### AIM
Reproduce each line of the listing exactly.

========

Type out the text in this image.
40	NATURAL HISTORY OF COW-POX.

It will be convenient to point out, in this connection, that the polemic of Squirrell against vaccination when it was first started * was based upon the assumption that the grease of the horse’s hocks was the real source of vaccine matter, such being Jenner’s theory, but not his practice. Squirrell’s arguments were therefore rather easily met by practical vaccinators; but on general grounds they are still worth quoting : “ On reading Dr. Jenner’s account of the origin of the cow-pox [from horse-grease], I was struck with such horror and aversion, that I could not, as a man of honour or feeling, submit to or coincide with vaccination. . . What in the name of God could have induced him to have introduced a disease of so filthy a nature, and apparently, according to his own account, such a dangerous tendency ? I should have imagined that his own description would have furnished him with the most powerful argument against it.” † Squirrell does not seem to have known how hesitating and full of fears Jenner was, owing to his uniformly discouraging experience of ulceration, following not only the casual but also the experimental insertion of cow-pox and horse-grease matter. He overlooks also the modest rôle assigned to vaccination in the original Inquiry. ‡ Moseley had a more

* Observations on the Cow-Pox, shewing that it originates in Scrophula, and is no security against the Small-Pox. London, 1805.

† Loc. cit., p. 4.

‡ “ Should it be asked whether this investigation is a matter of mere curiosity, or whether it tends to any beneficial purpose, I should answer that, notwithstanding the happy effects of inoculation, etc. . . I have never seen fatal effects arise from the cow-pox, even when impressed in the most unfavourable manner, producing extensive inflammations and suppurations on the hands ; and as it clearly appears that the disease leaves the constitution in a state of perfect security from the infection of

========

### RESULT BELOW
Type out the text in this image.
40	NATURAL HISTORY OF COW-POX.

It will be convenient to point out, in this connection, that the polemic of Squirrell against vaccination when it was first started * was based upon the assumption that the grease of the horse’s hocks was the real source of vaccine matter, such being Jenner’s theory, but not his practice. Squirrell’s arguments were therefore rather easily met by practical vaccinators; but on general grounds they are still worth quoting : “ On reading Dr. Jenner’s account of the origin of the cow-pox [from horse-grease], I was struck with such horror and aversion, that I could not, as a man of honour or feeling, submit to or coincide with vaccination. . . What in the name of God could have induced him to have introduced a disease of so filthy a nature, and apparently, according to his own account, such a dangerous tendency ? I should have imagined that his own description would have furnished him with the most powerful argument against it.” † Squirrell does not seem to have known how hesitating and full of fears Jenner was, owing to his uniformly discouraging experience of ulceration, following not only the casual but also the experimental insertion of cow-pox and horse-grease matter. He overlooks also the modest rôle assigned to vaccination in the original Inquiry. ‡ Moseley had a more

* Observations on the Cow-Pox, shewing that it originates in Scrophula, and is no security against the Small-Pox. London, 1805.

† Loc. cit., p. 4.

‡ “ Should it be asked whether this investigation is a matter of mere curiosity, or whether it tends to any beneficial purpose, I should answer that, notwithstanding the happy effects of inoculation, etc. . . I have never seen fatal effects arise from the cow-pox, even when impressed in the most unfavourable manner, producing extensive inflammations and suppurations on the hands ; and as it clearly appears that the disease leaves the constitution in a state of perfect security from the infection of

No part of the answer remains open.